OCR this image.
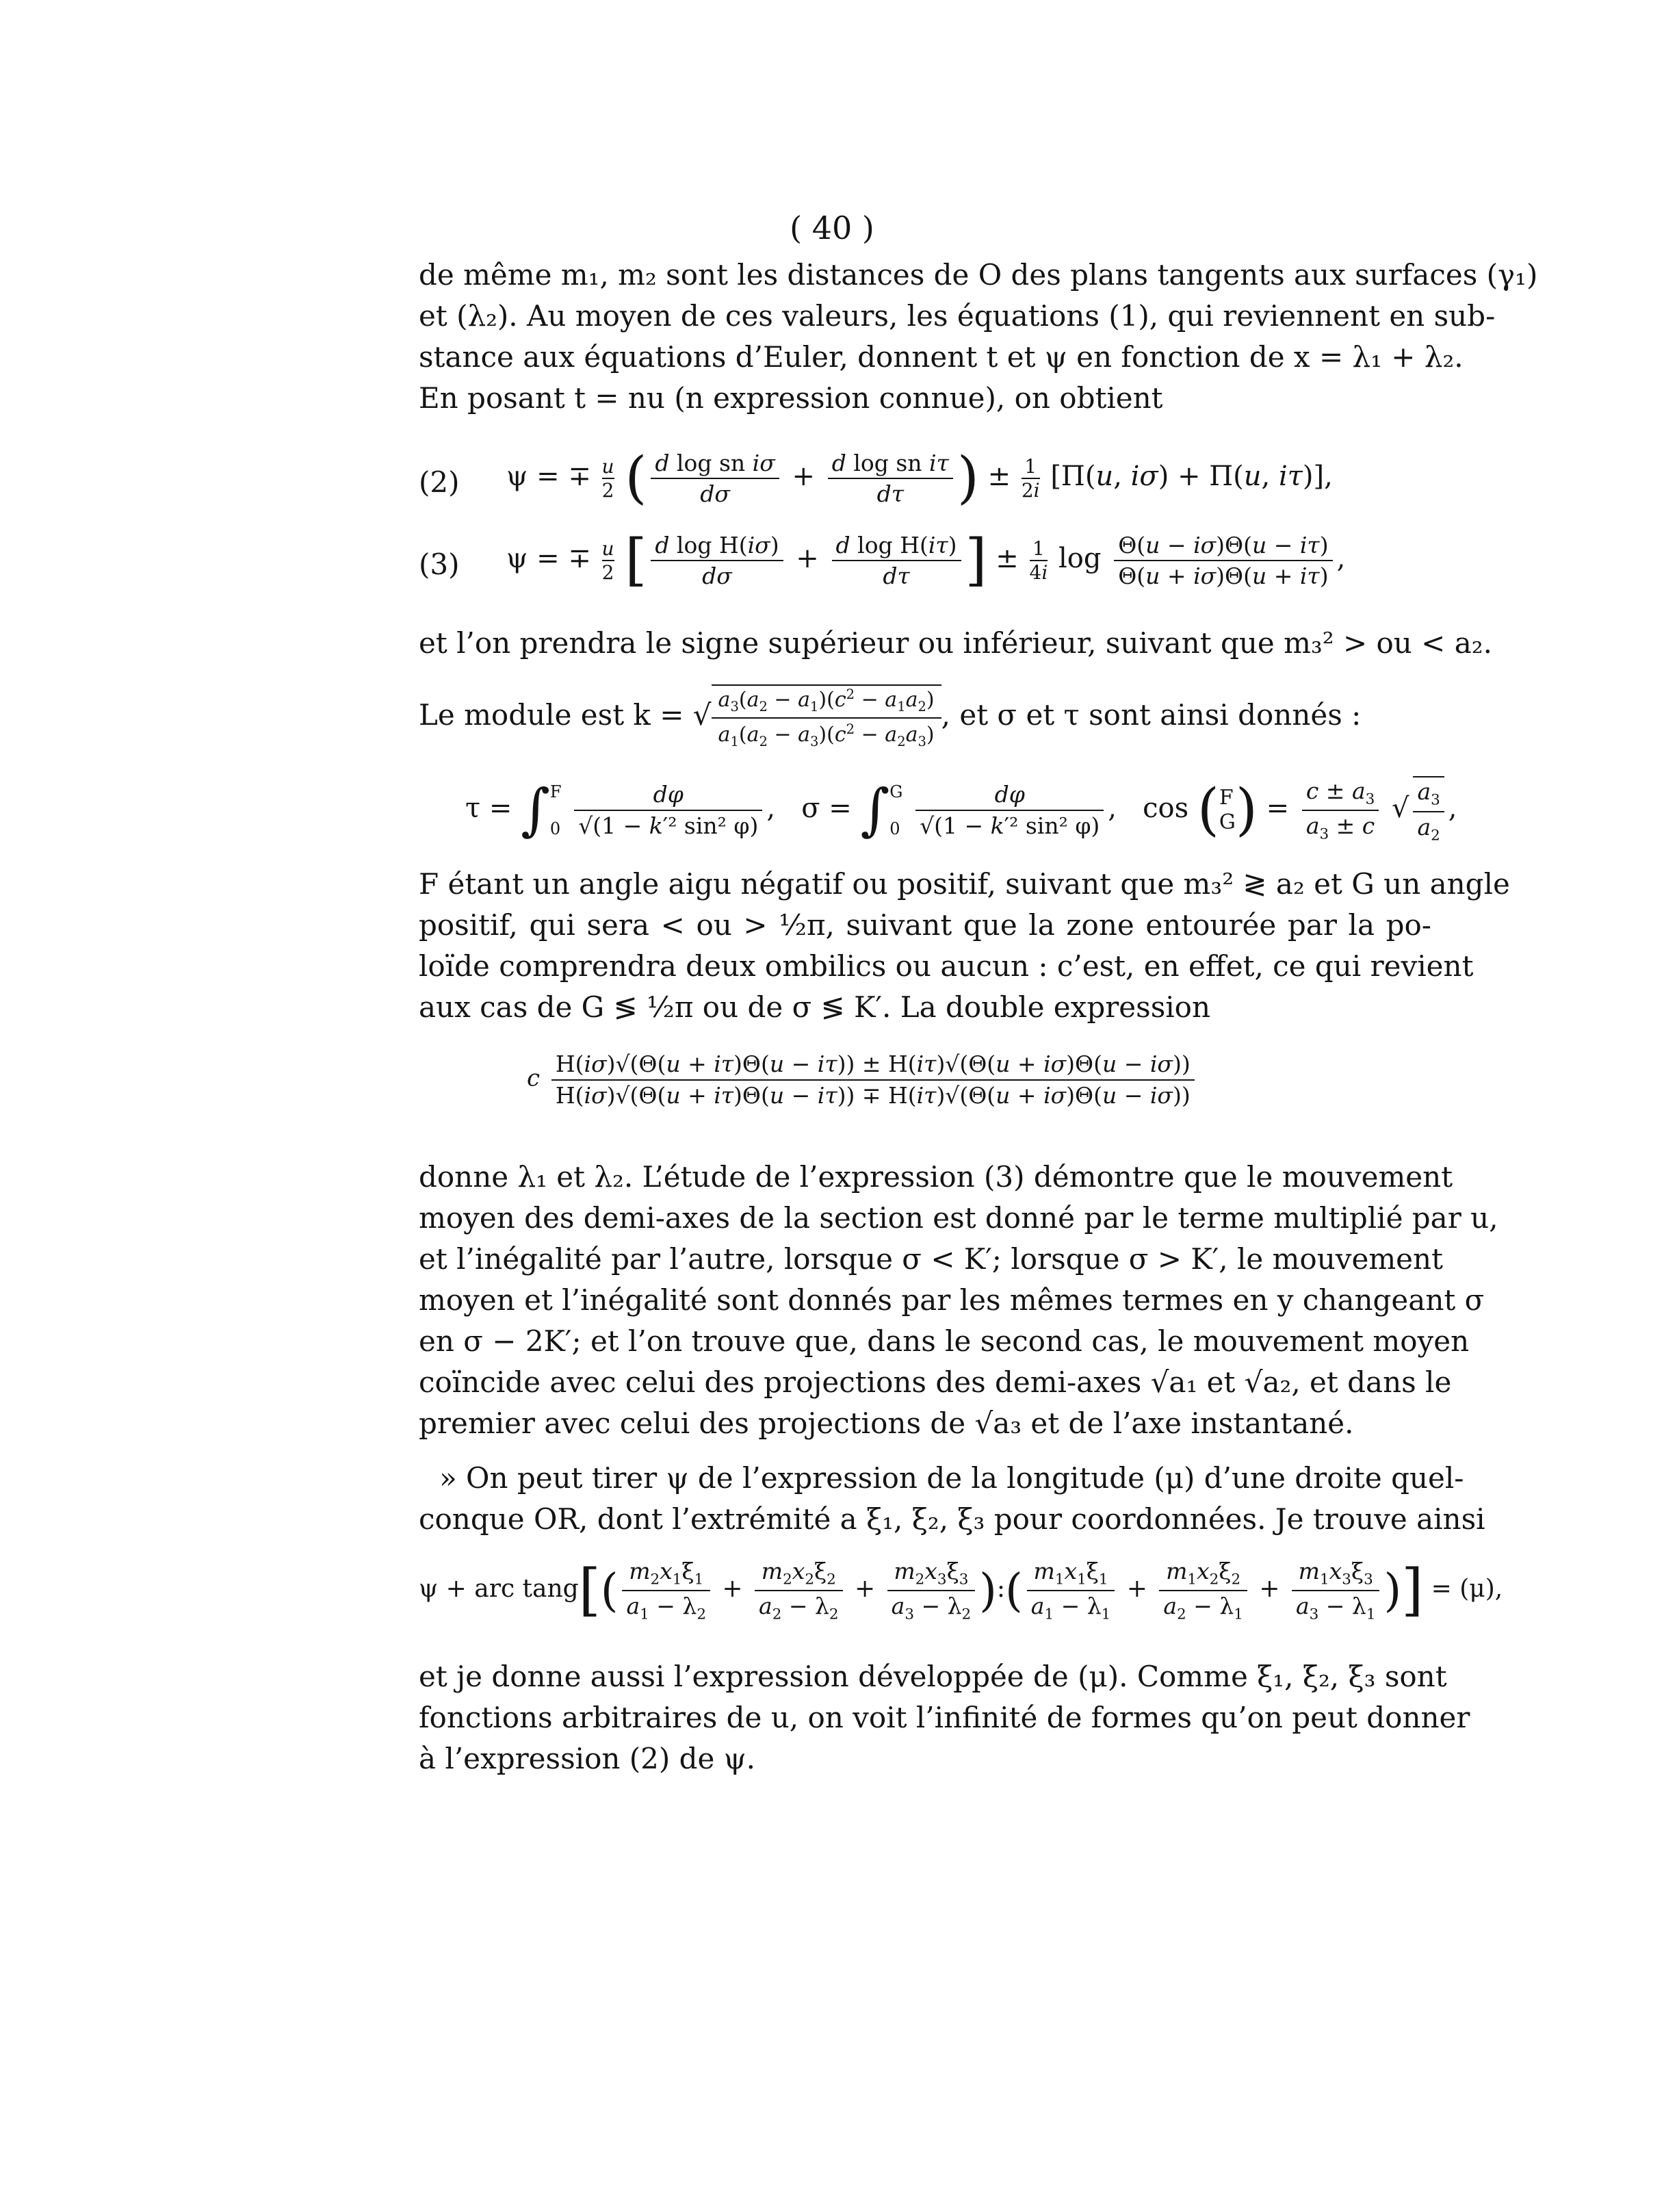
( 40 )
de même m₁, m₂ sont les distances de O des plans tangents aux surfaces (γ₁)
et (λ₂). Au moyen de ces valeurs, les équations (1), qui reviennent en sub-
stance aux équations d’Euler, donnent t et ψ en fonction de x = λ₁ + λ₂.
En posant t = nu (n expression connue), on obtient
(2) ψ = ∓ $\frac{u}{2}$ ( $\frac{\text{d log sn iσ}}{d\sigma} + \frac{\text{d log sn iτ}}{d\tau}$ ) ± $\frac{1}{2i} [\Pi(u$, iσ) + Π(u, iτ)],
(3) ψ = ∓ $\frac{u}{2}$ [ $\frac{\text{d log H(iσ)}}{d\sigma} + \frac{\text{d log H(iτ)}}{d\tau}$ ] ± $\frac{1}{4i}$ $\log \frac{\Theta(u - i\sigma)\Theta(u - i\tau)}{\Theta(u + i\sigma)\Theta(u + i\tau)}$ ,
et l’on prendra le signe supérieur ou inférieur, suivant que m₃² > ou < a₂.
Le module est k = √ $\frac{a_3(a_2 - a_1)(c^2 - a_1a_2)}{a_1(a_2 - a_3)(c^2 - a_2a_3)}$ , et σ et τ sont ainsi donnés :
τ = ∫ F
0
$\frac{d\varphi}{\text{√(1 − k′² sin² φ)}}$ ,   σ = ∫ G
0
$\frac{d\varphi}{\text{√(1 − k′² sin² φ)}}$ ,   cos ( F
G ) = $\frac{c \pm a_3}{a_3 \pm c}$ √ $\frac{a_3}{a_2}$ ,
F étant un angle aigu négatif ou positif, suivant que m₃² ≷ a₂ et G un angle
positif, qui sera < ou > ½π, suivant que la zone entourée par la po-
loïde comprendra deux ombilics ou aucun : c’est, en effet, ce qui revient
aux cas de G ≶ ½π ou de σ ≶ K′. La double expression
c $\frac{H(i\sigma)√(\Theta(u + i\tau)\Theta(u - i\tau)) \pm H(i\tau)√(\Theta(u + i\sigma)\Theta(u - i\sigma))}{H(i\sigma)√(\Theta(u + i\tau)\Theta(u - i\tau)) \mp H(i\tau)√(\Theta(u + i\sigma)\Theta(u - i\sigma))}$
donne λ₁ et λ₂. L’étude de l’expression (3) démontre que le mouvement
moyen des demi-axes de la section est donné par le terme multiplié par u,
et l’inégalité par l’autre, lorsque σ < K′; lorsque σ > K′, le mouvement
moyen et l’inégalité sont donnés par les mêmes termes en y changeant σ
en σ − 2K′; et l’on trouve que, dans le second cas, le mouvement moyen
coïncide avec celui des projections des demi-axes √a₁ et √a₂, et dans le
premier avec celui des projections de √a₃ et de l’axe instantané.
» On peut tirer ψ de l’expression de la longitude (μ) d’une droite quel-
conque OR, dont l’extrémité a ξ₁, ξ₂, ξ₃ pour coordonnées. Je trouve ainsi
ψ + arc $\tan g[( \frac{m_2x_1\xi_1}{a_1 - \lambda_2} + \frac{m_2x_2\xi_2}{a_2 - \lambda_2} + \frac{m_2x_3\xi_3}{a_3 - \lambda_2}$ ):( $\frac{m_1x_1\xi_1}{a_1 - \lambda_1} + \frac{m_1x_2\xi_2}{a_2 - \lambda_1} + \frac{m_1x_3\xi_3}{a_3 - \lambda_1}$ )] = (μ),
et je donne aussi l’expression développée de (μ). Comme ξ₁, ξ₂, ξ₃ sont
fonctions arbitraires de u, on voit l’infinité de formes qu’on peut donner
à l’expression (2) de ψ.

_ _ _

* _What this task involves_
Above are the records; reproduce them exactly and leave out the pictures.

* _Output of the task_
OCR this image.
( 40 )
de même m₁, m₂ sont les distances de O des plans tangents aux surfaces (γ₁)
et (λ₂). Au moyen de ces valeurs, les équations (1), qui reviennent en sub-
stance aux équations d’Euler, donnent t et ψ en fonction de x = λ₁ + λ₂.
En posant t = nu (n expression connue), on obtient
(2) ψ = ∓ $\frac{u}{2}$ ( $\frac{\text{d log sn iσ}}{d\sigma} + \frac{\text{d log sn iτ}}{d\tau}$ ) ± $\frac{1}{2i} [\Pi(u$, iσ) + Π(u, iτ)],
(3) ψ = ∓ $\frac{u}{2}$ [ $\frac{\text{d log H(iσ)}}{d\sigma} + \frac{\text{d log H(iτ)}}{d\tau}$ ] ± $\frac{1}{4i}$ $\log \frac{\Theta(u - i\sigma)\Theta(u - i\tau)}{\Theta(u + i\sigma)\Theta(u + i\tau)}$ ,
et l’on prendra le signe supérieur ou inférieur, suivant que m₃² > ou < a₂.
Le module est k = √ $\frac{a_3(a_2 - a_1)(c^2 - a_1a_2)}{a_1(a_2 - a_3)(c^2 - a_2a_3)}$ , et σ et τ sont ainsi donnés :
τ = ∫ F
0
$\frac{d\varphi}{\text{√(1 − k′² sin² φ)}}$ ,   σ = ∫ G
0
$\frac{d\varphi}{\text{√(1 − k′² sin² φ)}}$ ,   cos ( F
G ) = $\frac{c \pm a_3}{a_3 \pm c}$ √ $\frac{a_3}{a_2}$ ,
F étant un angle aigu négatif ou positif, suivant que m₃² ≷ a₂ et G un angle
positif, qui sera < ou > ½π, suivant que la zone entourée par la po-
loïde comprendra deux ombilics ou aucun : c’est, en effet, ce qui revient
aux cas de G ≶ ½π ou de σ ≶ K′. La double expression
c $\frac{H(i\sigma)√(\Theta(u + i\tau)\Theta(u - i\tau)) \pm H(i\tau)√(\Theta(u + i\sigma)\Theta(u - i\sigma))}{H(i\sigma)√(\Theta(u + i\tau)\Theta(u - i\tau)) \mp H(i\tau)√(\Theta(u + i\sigma)\Theta(u - i\sigma))}$
donne λ₁ et λ₂. L’étude de l’expression (3) démontre que le mouvement
moyen des demi-axes de la section est donné par le terme multiplié par u,
et l’inégalité par l’autre, lorsque σ < K′; lorsque σ > K′, le mouvement
moyen et l’inégalité sont donnés par les mêmes termes en y changeant σ
en σ − 2K′; et l’on trouve que, dans le second cas, le mouvement moyen
coïncide avec celui des projections des demi-axes √a₁ et √a₂, et dans le
premier avec celui des projections de √a₃ et de l’axe instantané.
» On peut tirer ψ de l’expression de la longitude (μ) d’une droite quel-
conque OR, dont l’extrémité a ξ₁, ξ₂, ξ₃ pour coordonnées. Je trouve ainsi
ψ + arc $\tan g[( \frac{m_2x_1\xi_1}{a_1 - \lambda_2} + \frac{m_2x_2\xi_2}{a_2 - \lambda_2} + \frac{m_2x_3\xi_3}{a_3 - \lambda_2}$ ):( $\frac{m_1x_1\xi_1}{a_1 - \lambda_1} + \frac{m_1x_2\xi_2}{a_2 - \lambda_1} + \frac{m_1x_3\xi_3}{a_3 - \lambda_1}$ )] = (μ),
et je donne aussi l’expression développée de (μ). Comme ξ₁, ξ₂, ξ₃ sont
fonctions arbitraires de u, on voit l’infinité de formes qu’on peut donner
à l’expression (2) de ψ.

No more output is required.